======== Stored records

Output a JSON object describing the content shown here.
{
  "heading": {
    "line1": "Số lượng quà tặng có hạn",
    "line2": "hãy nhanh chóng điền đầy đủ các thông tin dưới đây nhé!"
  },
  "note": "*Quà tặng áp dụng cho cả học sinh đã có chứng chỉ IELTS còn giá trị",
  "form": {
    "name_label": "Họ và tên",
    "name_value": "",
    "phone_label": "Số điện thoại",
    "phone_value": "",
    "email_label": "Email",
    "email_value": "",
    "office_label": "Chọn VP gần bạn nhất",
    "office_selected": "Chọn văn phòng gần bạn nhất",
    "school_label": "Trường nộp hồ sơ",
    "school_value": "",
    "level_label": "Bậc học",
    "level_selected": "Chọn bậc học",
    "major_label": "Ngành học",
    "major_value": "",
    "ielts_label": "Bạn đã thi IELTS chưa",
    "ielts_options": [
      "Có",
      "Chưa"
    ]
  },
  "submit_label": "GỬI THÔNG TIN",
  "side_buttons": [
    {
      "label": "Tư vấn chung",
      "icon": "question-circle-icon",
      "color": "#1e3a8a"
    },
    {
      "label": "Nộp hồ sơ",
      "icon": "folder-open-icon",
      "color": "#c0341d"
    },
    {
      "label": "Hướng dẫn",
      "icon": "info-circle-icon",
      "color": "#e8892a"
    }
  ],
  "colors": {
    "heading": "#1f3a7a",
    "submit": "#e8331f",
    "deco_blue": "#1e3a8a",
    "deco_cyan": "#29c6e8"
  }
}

================

The request –
Wherever the string "nhất" appears in the entries above, list that line.

Reply to the task –
    "office_label": "Chọn VP gần bạn nhất",
    "office_selected": "Chọn văn phòng gần bạn nhất",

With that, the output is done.